- _Material provided_:

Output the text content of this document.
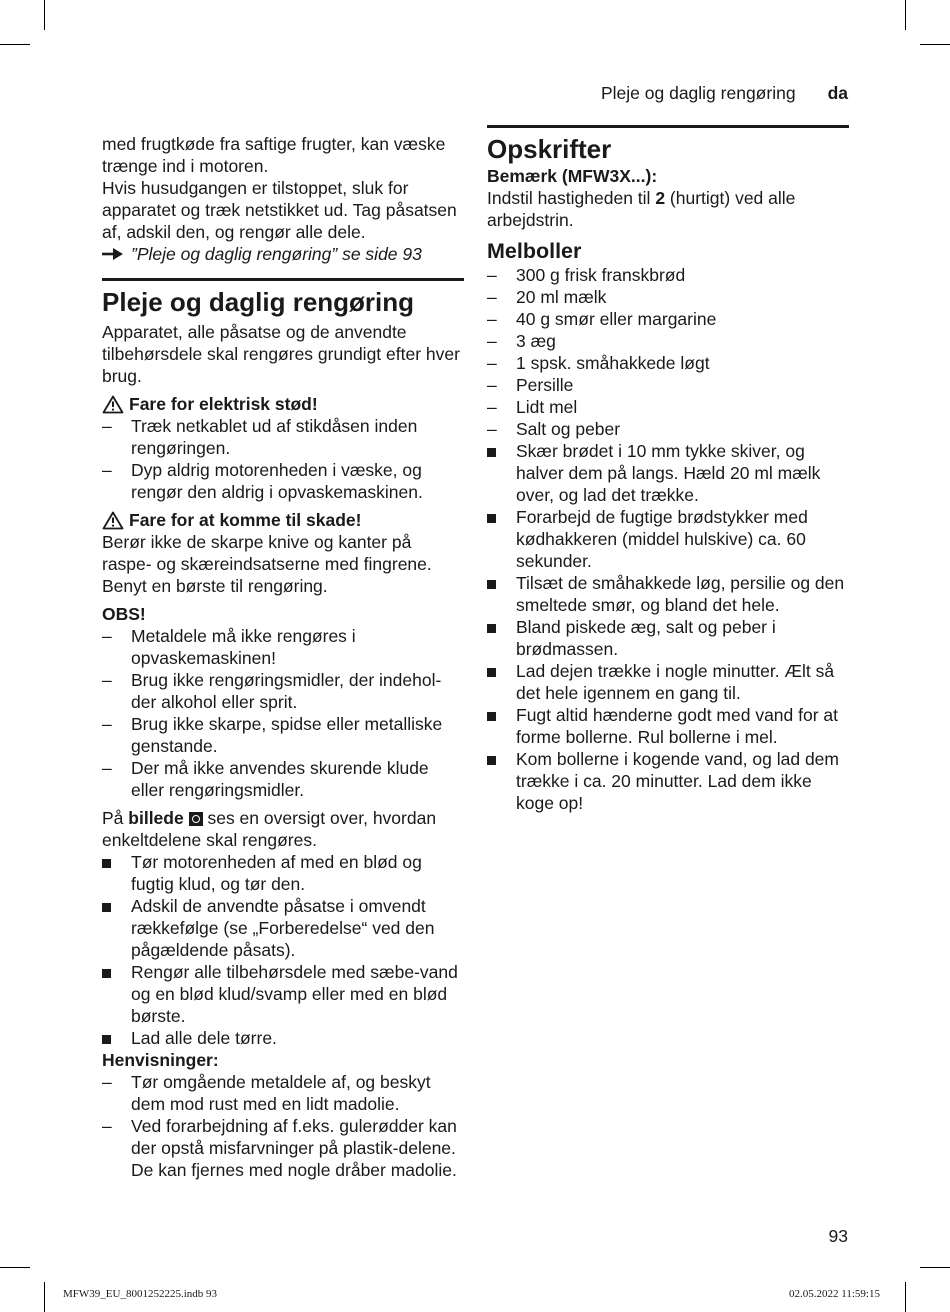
Pleje og daglig rengøring da

med frugtkøde fra saftige frugter, kan væske trænge ind i motoren.

Hvis husudgangen er tilstoppet, sluk for apparatet og træk netstikket ud. Tag påsatsen af, adskil den, og rengør alle dele.

”Pleje og daglig rengøring” se side 93
Pleje og daglig rengøring

Apparatet, alle påsatse og de anvendte tilbehørsdele skal rengøres grundigt efter hver brug.

Fare for elektrisk stød!
–	Træk netkablet ud af stikdåsen inden rengøringen.
–	Dyp aldrig motorenheden i væske, og rengør den aldrig i opvaskemaskinen.
Fare for at komme til skade!

Berør ikke de skarpe knive og kanter på raspe- og skæreindsatserne med fingrene. Benyt en børste til rengøring.

OBS!

–	Metaldele må ikke rengøres i opvaskemaskinen!
–	Brug ikke rengøringsmidler, der indehol-der alkohol eller sprit.
–	Brug ikke skarpe, spidse eller metalliske genstande.
–	Der må ikke anvendes skurende klude eller rengøringsmidler.

På billede  ses en oversigt over, hvordan enkeltdelene skal rengøres.

Tør motorenheden af med en blød og fugtig klud, og tør den.
Adskil de anvendte påsatse i omvendt rækkefølge (se „Forberedelse“ ved den pågældende påsats).
Rengør alle tilbehørsdele med sæbe-vand og en blød klud/svamp eller med en blød børste.
Lad alle dele tørre.

Henvisninger:

–	Tør omgående metaldele af, og beskyt dem mod rust med en lidt madolie.
–	Ved forarbejdning af f.eks. gulerødder kan der opstå misfarvninger på plastik-delene. De kan fjernes med nogle dråber madolie.
Opskrifter

Bemærk (MFW3X...):

Indstil hastigheden til 2 (hurtigt) ved alle arbejdstrin.

Melboller
–	300 g frisk franskbrød
–	20 ml mælk
–	40 g smør eller margarine
–	3 æg
–	1 spsk. småhakkede løgt
–	Persille
–	Lidt mel
–	Salt og peber
Skær brødet i 10 mm tykke skiver, og halver dem på langs. Hæld 20 ml mælk over, og lad det trække.
Forarbejd de fugtige brødstykker med kødhakkeren (middel hulskive) ca. 60 sekunder.
Tilsæt de småhakkede løg, persilie og den smeltede smør, og bland det hele.
Bland piskede æg, salt og peber i brødmassen.
Lad dejen trække i nogle minutter. Ælt så det hele igennem en gang til.
Fugt altid hænderne godt med vand for at forme bollerne. Rul bollerne i mel.
Kom bollerne i kogende vand, og lad dem trække i ca. 20 minutter. Lad dem ikke koge op!
93
MFW39_EU_8001252225.indb 93	02.05.2022 11:59:15
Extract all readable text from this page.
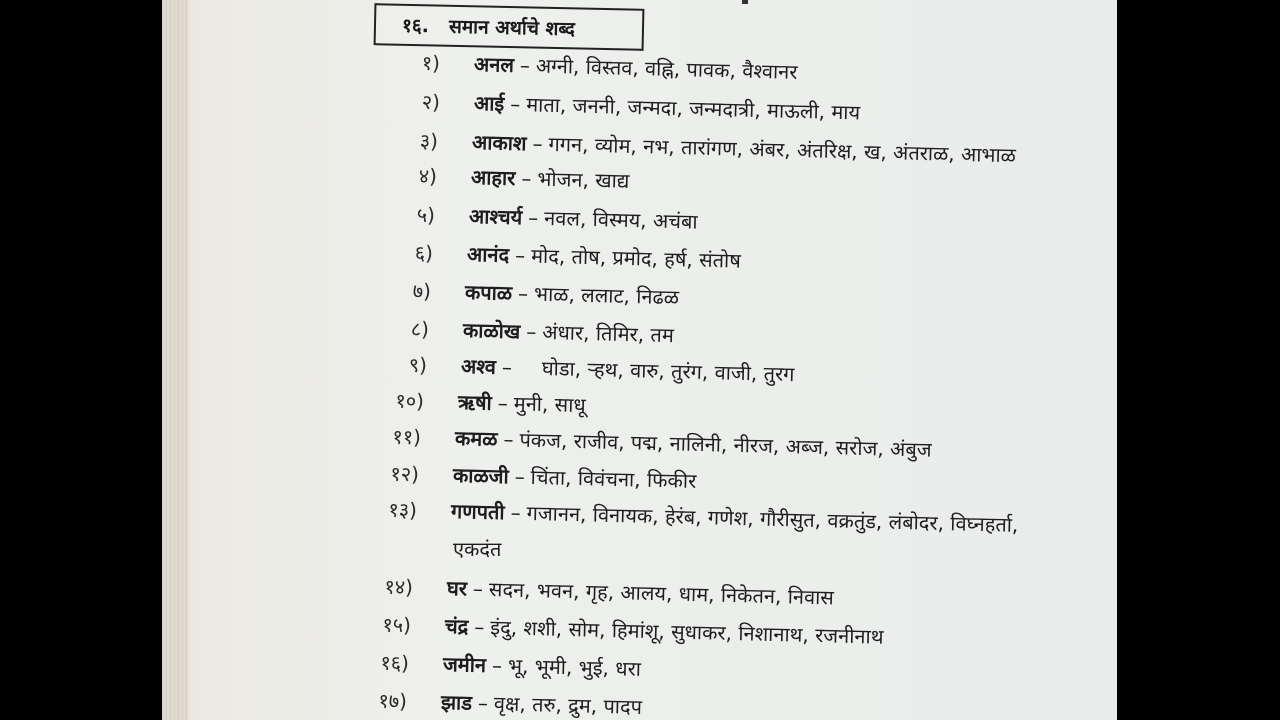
१६. समान अर्थाचे शब्द
१) अनल – अग्नी, विस्तव, वह्नि, पावक, वैश्वानर
२) आई – माता, जननी, जन्मदा, जन्मदात्री, माऊली, माय
३) आकाश – गगन, व्योम, नभ, तारांगण, अंबर, अंतरिक्ष, ख, अंतराळ, आभाळ
४) आहार – भोजन, खाद्य
५) आश्चर्य – नवल, विस्मय, अचंबा
६) आनंद – मोद, तोष, प्रमोद, हर्ष, संतोष
७) कपाळ – भाळ, ललाट, निढळ
८) काळोख – अंधार, तिमिर, तम
९) अश्व – घोडा, ऱ्हथ, वारु, तुरंग, वाजी, तुरग
१०) ऋषी – मुनी, साधू
११) कमळ – पंकज, राजीव, पद्म, नालिनी, नीरज, अब्ज, सरोज, अंबुज
१२) काळजी – चिंता, विवंचना, फिकीर
१३) गणपती – गजानन, विनायक, हेरंब, गणेश, गौरीसुत, वक्रतुंड, लंबोदर, विघ्नहर्ता,
एकदंत
१४) घर – सदन, भवन, गृह, आलय, धाम, निकेतन, निवास
१५) चंद्र – इंदु, शशी, सोम, हिमांशू, सुधाकर, निशानाथ, रजनीनाथ
१६) जमीन – भू, भूमी, भुई, धरा
१७) झाड – वृक्ष, तरु, द्रुम, पादप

- _Directions_: Output the records above exactly; leave out the pictures.

- _Reply to the exercise_:
Output the text content of this document.
Pleje og daglig rengøring da

med frugtkøde fra saftige frugter, kan væske trænge ind i motoren.

Hvis husudgangen er tilstoppet, sluk for apparatet og træk netstikket ud. Tag påsatsen af, adskil den, og rengør alle dele.

”Pleje og daglig rengøring” se side 93
Pleje og daglig rengøring

Apparatet, alle påsatse og de anvendte tilbehørsdele skal rengøres grundigt efter hver brug.

Fare for elektrisk stød!
–	Træk netkablet ud af stikdåsen inden rengøringen.
–	Dyp aldrig motorenheden i væske, og rengør den aldrig i opvaskemaskinen.
Fare for at komme til skade!

Berør ikke de skarpe knive og kanter på raspe- og skæreindsatserne med fingrene. Benyt en børste til rengøring.

OBS!

–	Metaldele må ikke rengøres i opvaskemaskinen!
–	Brug ikke rengøringsmidler, der indehol-der alkohol eller sprit.
–	Brug ikke skarpe, spidse eller metalliske genstande.
–	Der må ikke anvendes skurende klude eller rengøringsmidler.

På billede  ses en oversigt over, hvordan enkeltdelene skal rengøres.

Tør motorenheden af med en blød og fugtig klud, og tør den.
Adskil de anvendte påsatse i omvendt rækkefølge (se „Forberedelse“ ved den pågældende påsats).
Rengør alle tilbehørsdele med sæbe-vand og en blød klud/svamp eller med en blød børste.
Lad alle dele tørre.

Henvisninger:

–	Tør omgående metaldele af, og beskyt dem mod rust med en lidt madolie.
–	Ved forarbejdning af f.eks. gulerødder kan der opstå misfarvninger på plastik-delene. De kan fjernes med nogle dråber madolie.
Opskrifter

Bemærk (MFW3X...):

Indstil hastigheden til 2 (hurtigt) ved alle arbejdstrin.

Melboller
–	300 g frisk franskbrød
–	20 ml mælk
–	40 g smør eller margarine
–	3 æg
–	1 spsk. småhakkede løgt
–	Persille
–	Lidt mel
–	Salt og peber
Skær brødet i 10 mm tykke skiver, og halver dem på langs. Hæld 20 ml mælk over, og lad det trække.
Forarbejd de fugtige brødstykker med kødhakkeren (middel hulskive) ca. 60 sekunder.
Tilsæt de småhakkede løg, persilie og den smeltede smør, og bland det hele.
Bland piskede æg, salt og peber i brødmassen.
Lad dejen trække i nogle minutter. Ælt så det hele igennem en gang til.
Fugt altid hænderne godt med vand for at forme bollerne. Rul bollerne i mel.
Kom bollerne i kogende vand, og lad dem trække i ca. 20 minutter. Lad dem ikke koge op!
93
MFW39_EU_8001252225.indb 93	02.05.2022 11:59:15
Extract all readable text from this page.
१६. समान अर्थाचे शब्द
१) अनल – अग्नी, विस्तव, वह्नि, पावक, वैश्वानर
२) आई – माता, जननी, जन्मदा, जन्मदात्री, माऊली, माय
३) आकाश – गगन, व्योम, नभ, तारांगण, अंबर, अंतरिक्ष, ख, अंतराळ, आभाळ
४) आहार – भोजन, खाद्य
५) आश्चर्य – नवल, विस्मय, अचंबा
६) आनंद – मोद, तोष, प्रमोद, हर्ष, संतोष
७) कपाळ – भाळ, ललाट, निढळ
८) काळोख – अंधार, तिमिर, तम
९) अश्व – घोडा, ऱ्हथ, वारु, तुरंग, वाजी, तुरग
१०) ऋषी – मुनी, साधू
११) कमळ – पंकज, राजीव, पद्म, नालिनी, नीरज, अब्ज, सरोज, अंबुज
१२) काळजी – चिंता, विवंचना, फिकीर
१३) गणपती – गजानन, विनायक, हेरंब, गणेश, गौरीसुत, वक्रतुंड, लंबोदर, विघ्नहर्ता,
एकदंत
१४) घर – सदन, भवन, गृह, आलय, धाम, निकेतन, निवास
१५) चंद्र – इंदु, शशी, सोम, हिमांशू, सुधाकर, निशानाथ, रजनीनाथ
१६) जमीन – भू, भूमी, भुई, धरा
१७) झाड – वृक्ष, तरु, द्रुम, पादप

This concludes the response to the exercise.